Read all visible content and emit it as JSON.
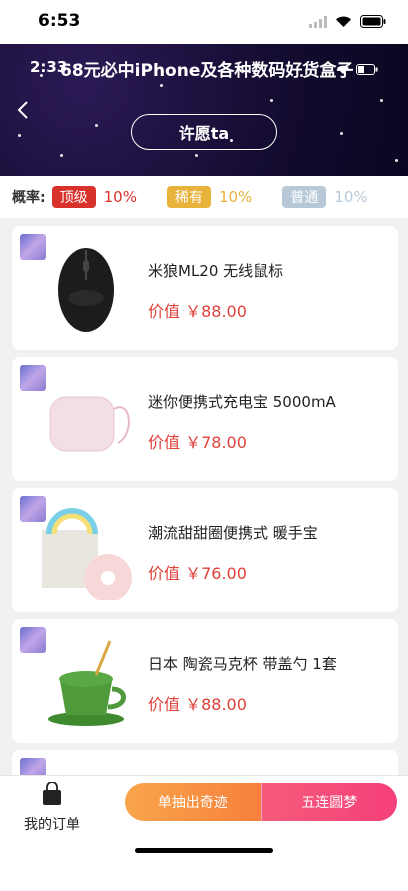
{
  "status_bar": {
    "time": "6:53"
  },
  "hero": {
    "overlay_time": "2:33",
    "title": "68元必中iPhone及各种数码好货盒子",
    "wish_button": "许愿ta",
    "background": "#140b30"
  },
  "probability": {
    "label": "概率:",
    "tiers": [
      {
        "name": "顶级",
        "percent": "10%",
        "badge_color": "#d9322d",
        "text_color": "#d9322d"
      },
      {
        "name": "稀有",
        "percent": "10%",
        "badge_color": "#e7b33b",
        "text_color": "#e7b33b"
      },
      {
        "name": "普通",
        "percent": "10%",
        "badge_color": "#b7c9d9",
        "text_color": "#b7c9d9"
      }
    ]
  },
  "items": [
    {
      "name": "米狼ML20 无线鼠标",
      "price": "价值 ￥88.00",
      "icon": "mouse"
    },
    {
      "name": "迷你便携式充电宝 5000mA",
      "price": "价值 ￥78.00",
      "icon": "power-bank"
    },
    {
      "name": "潮流甜甜圈便携式 暖手宝",
      "price": "价值 ￥76.00",
      "icon": "hand-warmer"
    },
    {
      "name": "日本 陶瓷马克杯 带盖勺 1套",
      "price": "价值 ￥88.00",
      "icon": "mug"
    }
  ],
  "bottom_nav": {
    "orders_label": "我的订单",
    "draw_one": "单抽出奇迹",
    "draw_five": "五连圆梦"
  },
  "colors": {
    "price": "#e0413a",
    "accent_orange": "#f7803c",
    "accent_pink": "#f5407a"
  }
}
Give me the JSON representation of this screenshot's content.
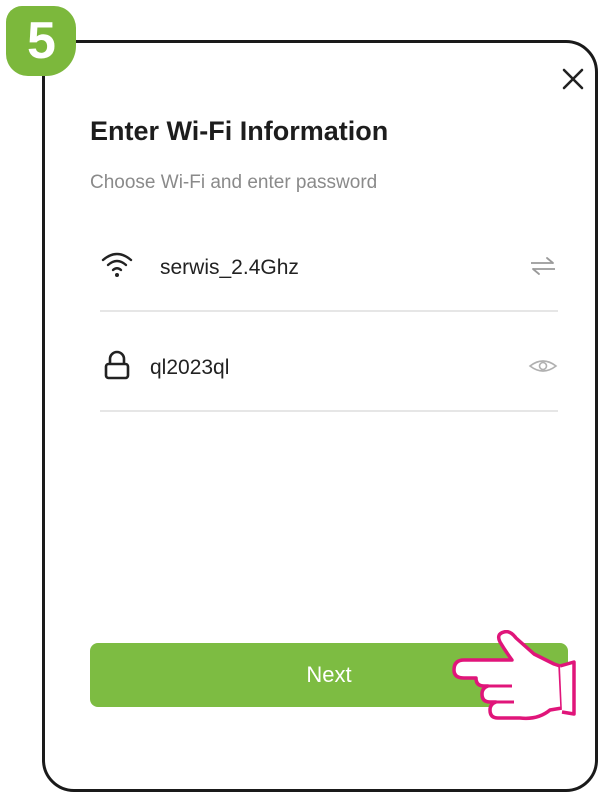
{
  "step": {
    "number": "5"
  },
  "dialog": {
    "title": "Enter Wi-Fi Information",
    "subtitle": "Choose Wi-Fi and enter password",
    "wifi": {
      "network_name": "serwis_2.4Ghz",
      "icon": "wifi-icon",
      "action_icon": "switch-network-icon"
    },
    "password": {
      "value": "ql2023ql",
      "icon": "lock-icon",
      "action_icon": "eye-icon"
    },
    "next_label": "Next",
    "close_icon": "close-icon"
  },
  "colors": {
    "accent": "#7dbc42",
    "badge": "#7cb83c",
    "pointer_outline": "#e0157a",
    "frame": "#1a1a1a"
  }
}
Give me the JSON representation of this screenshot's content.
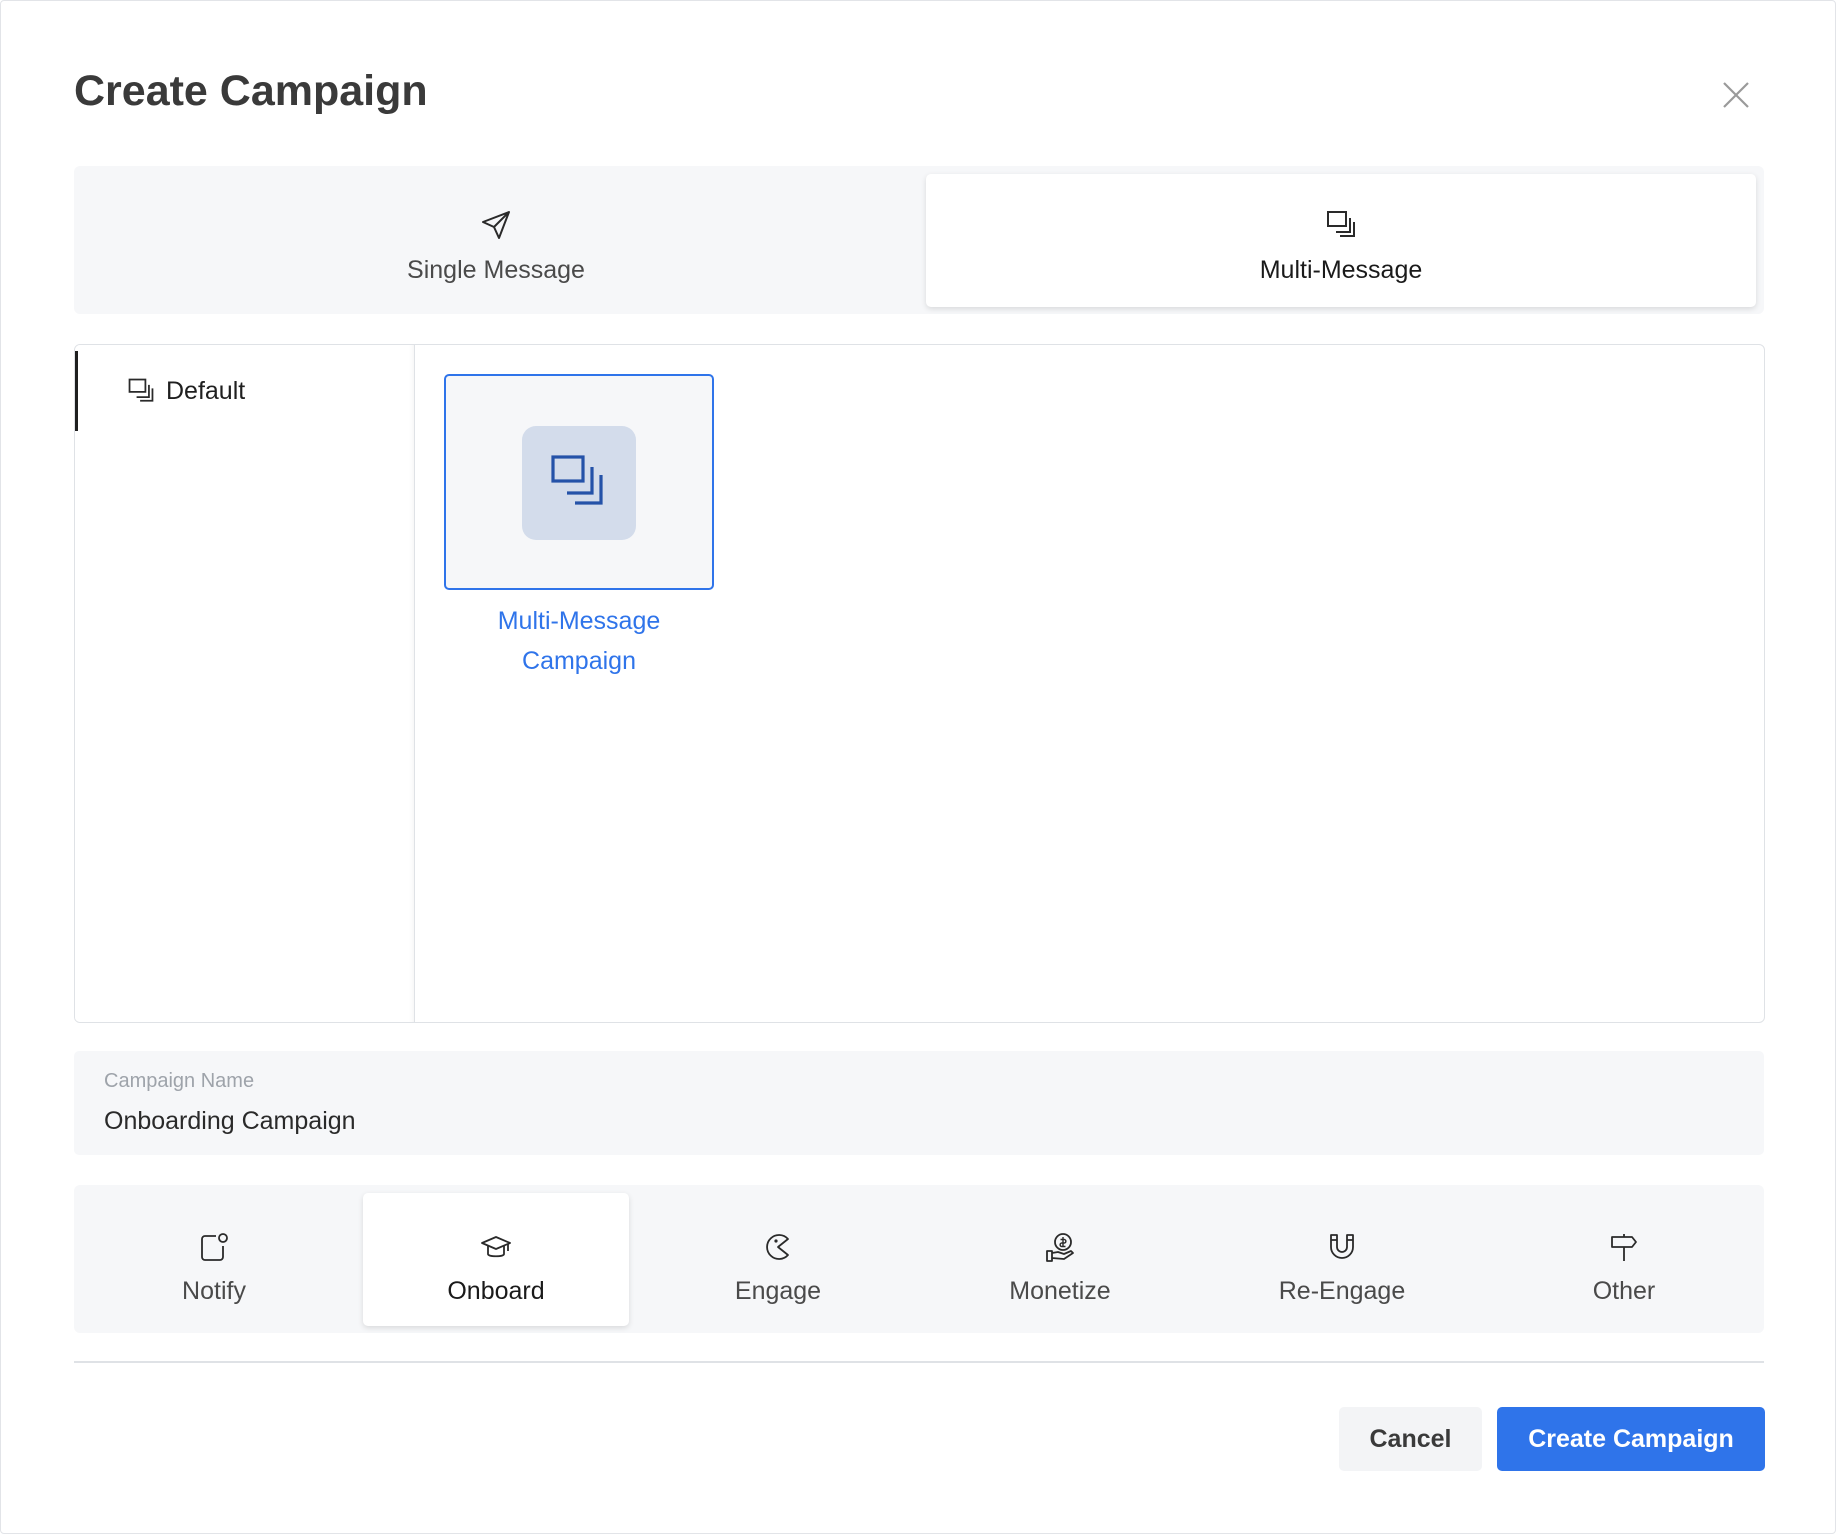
{
  "modal": {
    "title": "Create Campaign",
    "close_icon": "close-icon"
  },
  "type_tabs": [
    {
      "label": "Single Message",
      "icon": "paper-plane-icon",
      "active": false
    },
    {
      "label": "Multi-Message",
      "icon": "stacked-squares-icon",
      "active": true
    }
  ],
  "template_sidebar": {
    "items": [
      {
        "label": "Default",
        "icon": "stacked-squares-icon",
        "active": true
      }
    ]
  },
  "templates": [
    {
      "label": "Multi-Message Campaign",
      "icon": "stacked-squares-icon",
      "selected": true
    }
  ],
  "campaign_name": {
    "label": "Campaign Name",
    "value": "Onboarding Campaign"
  },
  "categories": [
    {
      "label": "Notify",
      "icon": "notification-icon",
      "active": false
    },
    {
      "label": "Onboard",
      "icon": "graduation-cap-icon",
      "active": true
    },
    {
      "label": "Engage",
      "icon": "pacman-icon",
      "active": false
    },
    {
      "label": "Monetize",
      "icon": "money-hand-icon",
      "active": false
    },
    {
      "label": "Re-Engage",
      "icon": "magnet-icon",
      "active": false
    },
    {
      "label": "Other",
      "icon": "signpost-icon",
      "active": false
    }
  ],
  "footer": {
    "cancel_label": "Cancel",
    "create_label": "Create Campaign"
  },
  "colors": {
    "accent": "#2f74ea",
    "panel_bg": "#f6f7f9",
    "card_icon_bg": "#d3dceb"
  }
}
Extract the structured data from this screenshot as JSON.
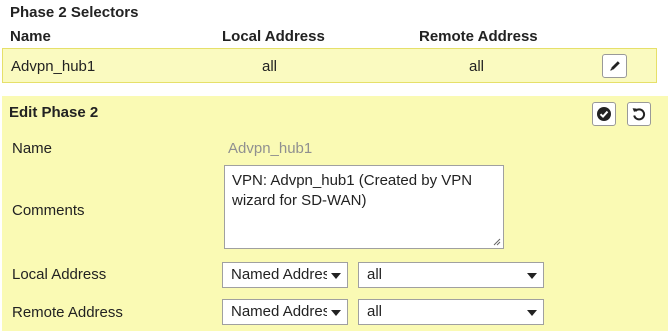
--------------------------------------------------
DIRECTIVE
Give all the entries again exactly, dropping each picture.

SOLUTION BELOW
Read all visible content and emit it as JSON.
{
  "status_bar": {
    "time": "6:53"
  },
  "hero": {
    "overlay_time": "2:33",
    "title": "68元必中iPhone及各种数码好货盒子",
    "wish_button": "许愿ta",
    "background": "#140b30"
  },
  "probability": {
    "label": "概率:",
    "tiers": [
      {
        "name": "顶级",
        "percent": "10%",
        "badge_color": "#d9322d",
        "text_color": "#d9322d"
      },
      {
        "name": "稀有",
        "percent": "10%",
        "badge_color": "#e7b33b",
        "text_color": "#e7b33b"
      },
      {
        "name": "普通",
        "percent": "10%",
        "badge_color": "#b7c9d9",
        "text_color": "#b7c9d9"
      }
    ]
  },
  "items": [
    {
      "name": "米狼ML20 无线鼠标",
      "price": "价值 ￥88.00",
      "icon": "mouse"
    },
    {
      "name": "迷你便携式充电宝 5000mA",
      "price": "价值 ￥78.00",
      "icon": "power-bank"
    },
    {
      "name": "潮流甜甜圈便携式 暖手宝",
      "price": "价值 ￥76.00",
      "icon": "hand-warmer"
    },
    {
      "name": "日本 陶瓷马克杯 带盖勺 1套",
      "price": "价值 ￥88.00",
      "icon": "mug"
    }
  ],
  "bottom_nav": {
    "orders_label": "我的订单",
    "draw_one": "单抽出奇迹",
    "draw_five": "五连圆梦"
  },
  "colors": {
    "price": "#e0413a",
    "accent_orange": "#f7803c",
    "accent_pink": "#f5407a"
  }
}
Give me the JSON representation of this screenshot's content.
{
  "step": {
    "number": "5"
  },
  "dialog": {
    "title": "Enter Wi-Fi Information",
    "subtitle": "Choose Wi-Fi and enter password",
    "wifi": {
      "network_name": "serwis_2.4Ghz",
      "icon": "wifi-icon",
      "action_icon": "switch-network-icon"
    },
    "password": {
      "value": "ql2023ql",
      "icon": "lock-icon",
      "action_icon": "eye-icon"
    },
    "next_label": "Next",
    "close_icon": "close-icon"
  },
  "colors": {
    "accent": "#7dbc42",
    "badge": "#7cb83c",
    "pointer_outline": "#e0157a",
    "frame": "#1a1a1a"
  }
}
Give me the JSON representation of this screenshot's content.
{
  "modal": {
    "title": "Create Campaign",
    "close_icon": "close-icon"
  },
  "type_tabs": [
    {
      "label": "Single Message",
      "icon": "paper-plane-icon",
      "active": false
    },
    {
      "label": "Multi-Message",
      "icon": "stacked-squares-icon",
      "active": true
    }
  ],
  "template_sidebar": {
    "items": [
      {
        "label": "Default",
        "icon": "stacked-squares-icon",
        "active": true
      }
    ]
  },
  "templates": [
    {
      "label": "Multi-Message Campaign",
      "icon": "stacked-squares-icon",
      "selected": true
    }
  ],
  "campaign_name": {
    "label": "Campaign Name",
    "value": "Onboarding Campaign"
  },
  "categories": [
    {
      "label": "Notify",
      "icon": "notification-icon",
      "active": false
    },
    {
      "label": "Onboard",
      "icon": "graduation-cap-icon",
      "active": true
    },
    {
      "label": "Engage",
      "icon": "pacman-icon",
      "active": false
    },
    {
      "label": "Monetize",
      "icon": "money-hand-icon",
      "active": false
    },
    {
      "label": "Re-Engage",
      "icon": "magnet-icon",
      "active": false
    },
    {
      "label": "Other",
      "icon": "signpost-icon",
      "active": false
    }
  ],
  "footer": {
    "cancel_label": "Cancel",
    "create_label": "Create Campaign"
  },
  "colors": {
    "accent": "#2f74ea",
    "panel_bg": "#f6f7f9",
    "card_icon_bg": "#d3dceb"
  }
}
Extract the structured data from this screenshot as JSON.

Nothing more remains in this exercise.